The records:
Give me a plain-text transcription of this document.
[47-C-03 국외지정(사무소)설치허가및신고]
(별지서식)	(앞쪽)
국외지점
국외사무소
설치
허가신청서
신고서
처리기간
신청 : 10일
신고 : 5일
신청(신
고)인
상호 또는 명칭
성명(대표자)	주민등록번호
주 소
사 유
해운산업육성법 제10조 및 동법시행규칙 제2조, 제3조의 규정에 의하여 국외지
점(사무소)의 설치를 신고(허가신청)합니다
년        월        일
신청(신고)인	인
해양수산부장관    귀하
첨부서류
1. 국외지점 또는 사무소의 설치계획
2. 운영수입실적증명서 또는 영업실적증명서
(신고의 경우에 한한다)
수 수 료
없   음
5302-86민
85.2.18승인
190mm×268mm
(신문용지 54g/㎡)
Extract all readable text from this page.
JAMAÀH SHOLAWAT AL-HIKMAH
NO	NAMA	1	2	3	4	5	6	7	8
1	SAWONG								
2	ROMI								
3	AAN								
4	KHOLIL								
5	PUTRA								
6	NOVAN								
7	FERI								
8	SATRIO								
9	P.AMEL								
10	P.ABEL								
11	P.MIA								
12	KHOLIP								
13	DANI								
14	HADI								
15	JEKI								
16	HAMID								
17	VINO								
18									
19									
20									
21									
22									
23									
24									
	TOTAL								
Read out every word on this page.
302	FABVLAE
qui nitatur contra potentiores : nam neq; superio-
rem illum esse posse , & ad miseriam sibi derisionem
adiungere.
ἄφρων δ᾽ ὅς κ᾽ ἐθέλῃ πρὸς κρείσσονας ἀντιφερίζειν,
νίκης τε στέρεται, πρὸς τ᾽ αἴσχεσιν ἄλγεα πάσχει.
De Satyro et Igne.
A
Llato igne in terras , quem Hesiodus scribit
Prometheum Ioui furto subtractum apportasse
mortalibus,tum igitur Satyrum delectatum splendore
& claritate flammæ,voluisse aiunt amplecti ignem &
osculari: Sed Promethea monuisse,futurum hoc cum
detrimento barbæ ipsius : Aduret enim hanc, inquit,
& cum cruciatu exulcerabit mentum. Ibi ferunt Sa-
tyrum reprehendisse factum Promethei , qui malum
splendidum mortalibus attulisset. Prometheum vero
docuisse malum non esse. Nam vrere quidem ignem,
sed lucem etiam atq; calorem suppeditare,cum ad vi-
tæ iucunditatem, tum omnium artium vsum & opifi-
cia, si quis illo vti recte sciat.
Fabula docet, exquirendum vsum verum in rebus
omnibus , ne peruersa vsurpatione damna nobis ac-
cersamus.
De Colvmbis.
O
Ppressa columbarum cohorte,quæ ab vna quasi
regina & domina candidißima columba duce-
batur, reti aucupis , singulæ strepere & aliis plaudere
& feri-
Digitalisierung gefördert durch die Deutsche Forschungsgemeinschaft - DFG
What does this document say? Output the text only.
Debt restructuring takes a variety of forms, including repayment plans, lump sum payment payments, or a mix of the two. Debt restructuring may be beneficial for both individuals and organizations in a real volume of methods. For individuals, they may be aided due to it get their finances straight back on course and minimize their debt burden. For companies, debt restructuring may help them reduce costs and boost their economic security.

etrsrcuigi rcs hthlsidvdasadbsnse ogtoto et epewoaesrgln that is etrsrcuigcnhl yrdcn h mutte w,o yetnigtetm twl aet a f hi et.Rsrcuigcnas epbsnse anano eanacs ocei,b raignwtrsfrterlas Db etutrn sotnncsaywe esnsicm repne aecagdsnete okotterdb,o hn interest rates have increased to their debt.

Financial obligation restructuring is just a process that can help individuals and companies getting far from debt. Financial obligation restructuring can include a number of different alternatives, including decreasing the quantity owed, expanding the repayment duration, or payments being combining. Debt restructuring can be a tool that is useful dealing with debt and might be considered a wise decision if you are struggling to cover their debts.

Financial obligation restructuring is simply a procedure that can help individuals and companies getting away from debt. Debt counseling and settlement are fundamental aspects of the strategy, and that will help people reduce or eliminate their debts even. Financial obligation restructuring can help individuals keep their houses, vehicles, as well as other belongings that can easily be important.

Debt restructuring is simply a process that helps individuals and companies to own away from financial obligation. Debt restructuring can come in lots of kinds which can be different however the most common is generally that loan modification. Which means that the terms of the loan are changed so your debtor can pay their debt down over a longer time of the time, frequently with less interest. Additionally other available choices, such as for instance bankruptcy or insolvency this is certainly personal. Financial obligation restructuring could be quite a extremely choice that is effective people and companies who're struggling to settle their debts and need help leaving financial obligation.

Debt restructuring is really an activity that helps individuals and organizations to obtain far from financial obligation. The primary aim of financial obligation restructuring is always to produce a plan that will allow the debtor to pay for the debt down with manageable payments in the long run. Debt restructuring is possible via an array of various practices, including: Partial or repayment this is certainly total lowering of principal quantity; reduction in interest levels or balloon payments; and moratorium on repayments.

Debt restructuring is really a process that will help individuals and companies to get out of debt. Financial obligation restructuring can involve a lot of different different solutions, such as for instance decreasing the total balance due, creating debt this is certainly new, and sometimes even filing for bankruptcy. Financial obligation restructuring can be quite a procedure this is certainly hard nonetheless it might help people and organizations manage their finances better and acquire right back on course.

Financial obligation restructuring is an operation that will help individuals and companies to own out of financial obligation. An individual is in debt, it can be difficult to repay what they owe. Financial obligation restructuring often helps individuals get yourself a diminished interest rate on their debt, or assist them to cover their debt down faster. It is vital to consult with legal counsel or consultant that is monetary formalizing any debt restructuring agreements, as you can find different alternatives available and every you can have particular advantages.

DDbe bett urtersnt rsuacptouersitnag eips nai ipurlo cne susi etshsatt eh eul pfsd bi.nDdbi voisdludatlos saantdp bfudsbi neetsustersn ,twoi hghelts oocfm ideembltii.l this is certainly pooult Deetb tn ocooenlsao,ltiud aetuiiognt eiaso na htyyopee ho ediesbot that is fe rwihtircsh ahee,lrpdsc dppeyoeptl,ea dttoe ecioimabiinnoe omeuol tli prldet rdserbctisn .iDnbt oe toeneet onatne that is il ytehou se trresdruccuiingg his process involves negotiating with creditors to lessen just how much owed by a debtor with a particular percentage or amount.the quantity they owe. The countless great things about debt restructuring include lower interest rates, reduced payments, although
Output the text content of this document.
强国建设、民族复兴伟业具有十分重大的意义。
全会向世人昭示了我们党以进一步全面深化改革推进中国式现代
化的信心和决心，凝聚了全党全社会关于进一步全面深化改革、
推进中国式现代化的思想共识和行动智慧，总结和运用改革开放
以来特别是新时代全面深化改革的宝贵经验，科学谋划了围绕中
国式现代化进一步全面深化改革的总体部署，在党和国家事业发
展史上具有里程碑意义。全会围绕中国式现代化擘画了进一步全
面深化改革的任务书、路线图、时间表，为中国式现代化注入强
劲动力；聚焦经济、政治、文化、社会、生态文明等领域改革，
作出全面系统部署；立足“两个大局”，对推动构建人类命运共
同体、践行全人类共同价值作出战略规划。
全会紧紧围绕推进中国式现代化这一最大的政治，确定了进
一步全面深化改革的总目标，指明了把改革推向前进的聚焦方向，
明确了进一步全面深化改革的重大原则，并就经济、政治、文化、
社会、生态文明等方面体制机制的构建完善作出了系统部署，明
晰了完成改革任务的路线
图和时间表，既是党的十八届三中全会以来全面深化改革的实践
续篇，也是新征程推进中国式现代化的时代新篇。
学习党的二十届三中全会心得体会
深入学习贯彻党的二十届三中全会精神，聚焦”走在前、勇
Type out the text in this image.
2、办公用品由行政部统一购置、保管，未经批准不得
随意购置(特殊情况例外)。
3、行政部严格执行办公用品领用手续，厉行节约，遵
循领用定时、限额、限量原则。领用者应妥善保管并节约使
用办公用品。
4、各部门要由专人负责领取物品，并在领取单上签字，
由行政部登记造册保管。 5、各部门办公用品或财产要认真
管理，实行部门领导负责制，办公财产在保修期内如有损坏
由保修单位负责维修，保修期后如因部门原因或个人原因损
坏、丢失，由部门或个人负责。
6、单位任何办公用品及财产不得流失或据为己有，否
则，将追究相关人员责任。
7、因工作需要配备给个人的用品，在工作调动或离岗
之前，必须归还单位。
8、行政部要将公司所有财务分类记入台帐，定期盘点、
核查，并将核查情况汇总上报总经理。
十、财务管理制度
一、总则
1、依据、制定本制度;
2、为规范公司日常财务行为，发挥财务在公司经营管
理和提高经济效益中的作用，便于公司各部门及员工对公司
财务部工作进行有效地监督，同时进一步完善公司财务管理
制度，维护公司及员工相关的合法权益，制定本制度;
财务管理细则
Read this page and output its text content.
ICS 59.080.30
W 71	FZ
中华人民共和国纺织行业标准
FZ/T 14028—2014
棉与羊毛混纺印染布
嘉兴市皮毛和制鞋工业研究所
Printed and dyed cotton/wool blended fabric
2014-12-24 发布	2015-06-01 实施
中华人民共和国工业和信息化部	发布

Exercise description:
Find the lines above that contain the word "malum" and collect them.

Exercise response:
tyrum reprehendisse factum Promethei , qui malum
docuisse malum non esse. Nam vrere quidem ignem,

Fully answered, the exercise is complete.